-- TO DO --
Within the records that follow, find every line containing the string "дифференцированные". Copy those lines.

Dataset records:
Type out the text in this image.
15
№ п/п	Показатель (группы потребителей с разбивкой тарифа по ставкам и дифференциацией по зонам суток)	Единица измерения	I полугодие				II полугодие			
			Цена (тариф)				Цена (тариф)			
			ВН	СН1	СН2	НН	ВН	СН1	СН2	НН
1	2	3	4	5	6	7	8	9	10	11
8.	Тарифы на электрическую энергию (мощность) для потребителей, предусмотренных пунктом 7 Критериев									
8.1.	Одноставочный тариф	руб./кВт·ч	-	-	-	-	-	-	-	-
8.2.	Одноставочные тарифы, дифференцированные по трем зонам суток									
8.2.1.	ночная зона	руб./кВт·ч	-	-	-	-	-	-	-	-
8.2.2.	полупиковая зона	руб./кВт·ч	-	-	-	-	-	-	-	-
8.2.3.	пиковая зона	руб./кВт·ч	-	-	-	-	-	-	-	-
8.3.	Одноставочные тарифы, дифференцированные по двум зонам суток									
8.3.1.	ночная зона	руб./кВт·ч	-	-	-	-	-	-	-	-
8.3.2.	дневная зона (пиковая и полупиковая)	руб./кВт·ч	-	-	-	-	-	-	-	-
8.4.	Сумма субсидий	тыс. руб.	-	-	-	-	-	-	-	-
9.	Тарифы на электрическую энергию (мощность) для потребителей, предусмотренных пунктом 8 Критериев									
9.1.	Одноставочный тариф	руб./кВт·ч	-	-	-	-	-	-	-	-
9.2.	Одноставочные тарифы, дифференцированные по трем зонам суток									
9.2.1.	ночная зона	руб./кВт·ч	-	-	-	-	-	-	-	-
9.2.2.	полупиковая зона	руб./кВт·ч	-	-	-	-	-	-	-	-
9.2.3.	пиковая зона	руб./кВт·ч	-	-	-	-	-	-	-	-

---

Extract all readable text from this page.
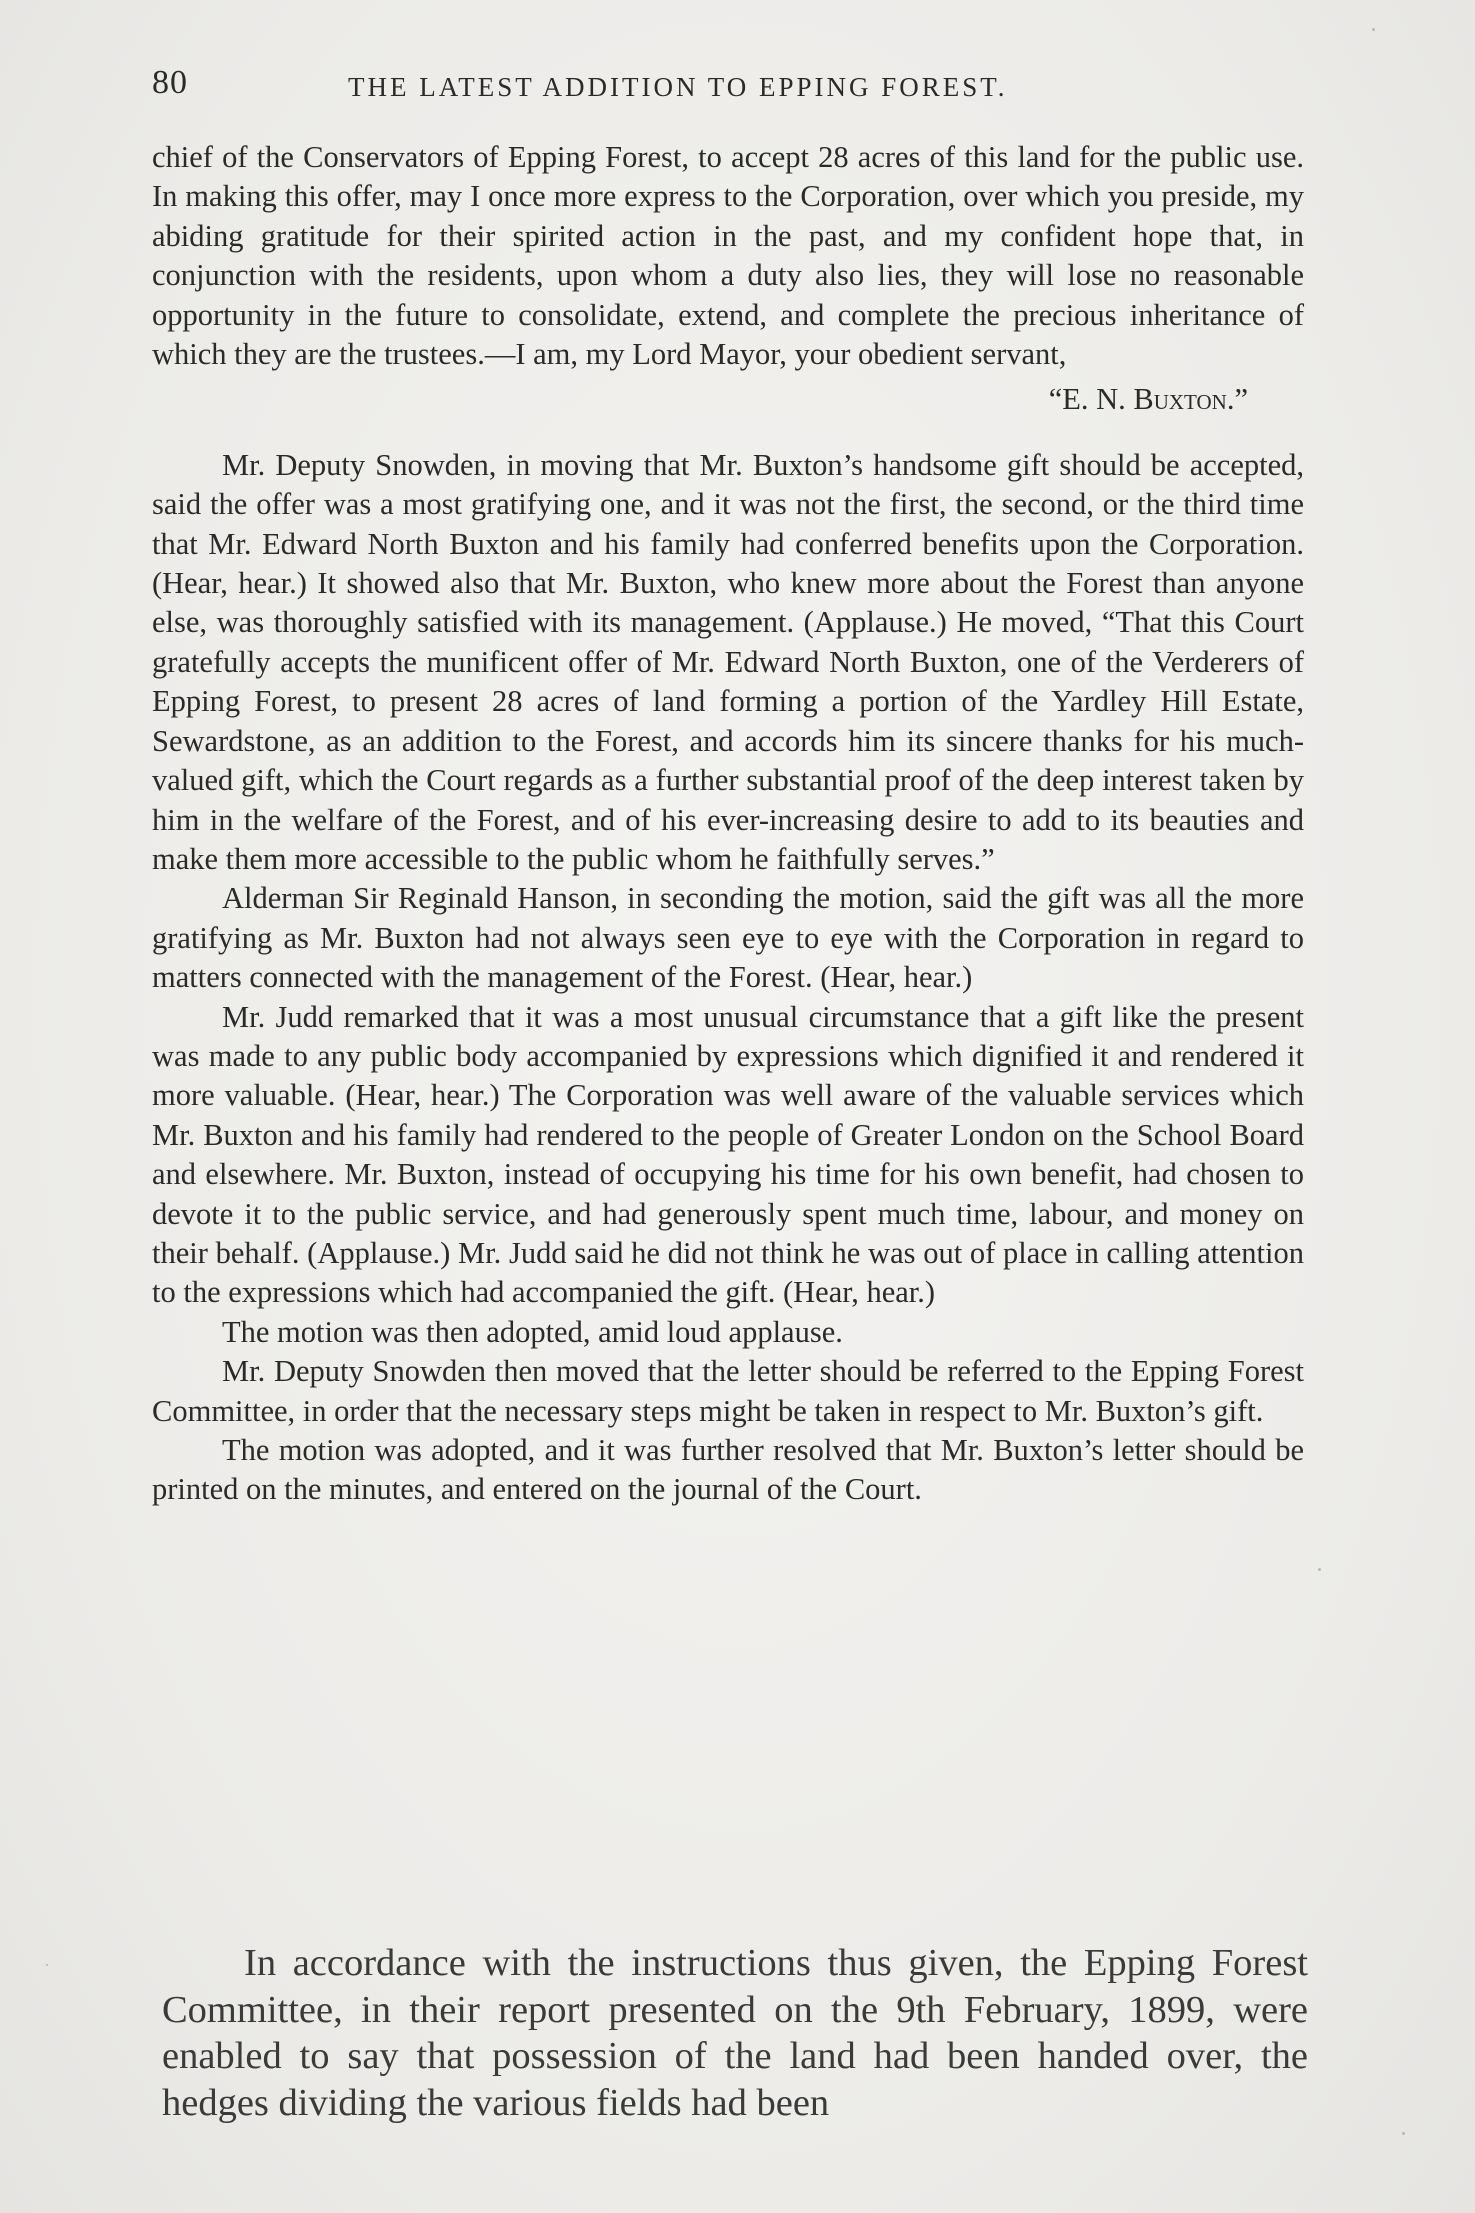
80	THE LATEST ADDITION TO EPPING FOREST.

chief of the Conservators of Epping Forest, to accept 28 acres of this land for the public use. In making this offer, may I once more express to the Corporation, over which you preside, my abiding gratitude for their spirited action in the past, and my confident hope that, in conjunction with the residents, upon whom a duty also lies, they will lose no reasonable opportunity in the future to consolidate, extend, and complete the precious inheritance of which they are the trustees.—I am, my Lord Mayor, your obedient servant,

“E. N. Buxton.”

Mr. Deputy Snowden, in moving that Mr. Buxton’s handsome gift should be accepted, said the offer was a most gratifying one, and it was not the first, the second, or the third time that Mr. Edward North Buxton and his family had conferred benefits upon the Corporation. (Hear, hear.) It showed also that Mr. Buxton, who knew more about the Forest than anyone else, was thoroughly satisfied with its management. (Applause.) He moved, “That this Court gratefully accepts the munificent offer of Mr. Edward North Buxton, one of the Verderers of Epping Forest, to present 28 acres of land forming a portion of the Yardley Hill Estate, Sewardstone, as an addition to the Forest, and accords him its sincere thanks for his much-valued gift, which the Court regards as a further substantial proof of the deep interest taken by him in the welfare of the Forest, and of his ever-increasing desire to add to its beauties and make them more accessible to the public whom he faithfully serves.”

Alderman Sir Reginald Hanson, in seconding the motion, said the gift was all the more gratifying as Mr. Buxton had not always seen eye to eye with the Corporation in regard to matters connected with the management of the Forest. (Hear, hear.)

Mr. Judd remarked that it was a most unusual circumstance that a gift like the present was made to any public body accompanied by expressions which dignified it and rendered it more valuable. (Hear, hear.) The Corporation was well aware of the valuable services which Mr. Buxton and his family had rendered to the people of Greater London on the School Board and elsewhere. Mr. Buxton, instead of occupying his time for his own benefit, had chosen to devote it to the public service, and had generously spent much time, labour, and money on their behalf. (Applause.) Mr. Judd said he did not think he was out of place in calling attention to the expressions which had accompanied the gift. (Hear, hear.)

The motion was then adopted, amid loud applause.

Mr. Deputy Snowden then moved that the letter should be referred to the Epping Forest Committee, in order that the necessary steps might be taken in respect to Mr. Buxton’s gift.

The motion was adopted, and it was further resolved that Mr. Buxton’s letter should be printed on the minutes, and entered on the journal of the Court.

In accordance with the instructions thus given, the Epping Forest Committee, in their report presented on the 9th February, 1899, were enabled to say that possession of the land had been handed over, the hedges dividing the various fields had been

-- WRITTEN ANSWER --
8.2.	Одноставочные тарифы, дифференцированные по трем зонам суток									
8.3.	Одноставочные тарифы, дифференцированные по двум зонам суток									
9.2.	Одноставочные тарифы, дифференцированные по трем зонам суток									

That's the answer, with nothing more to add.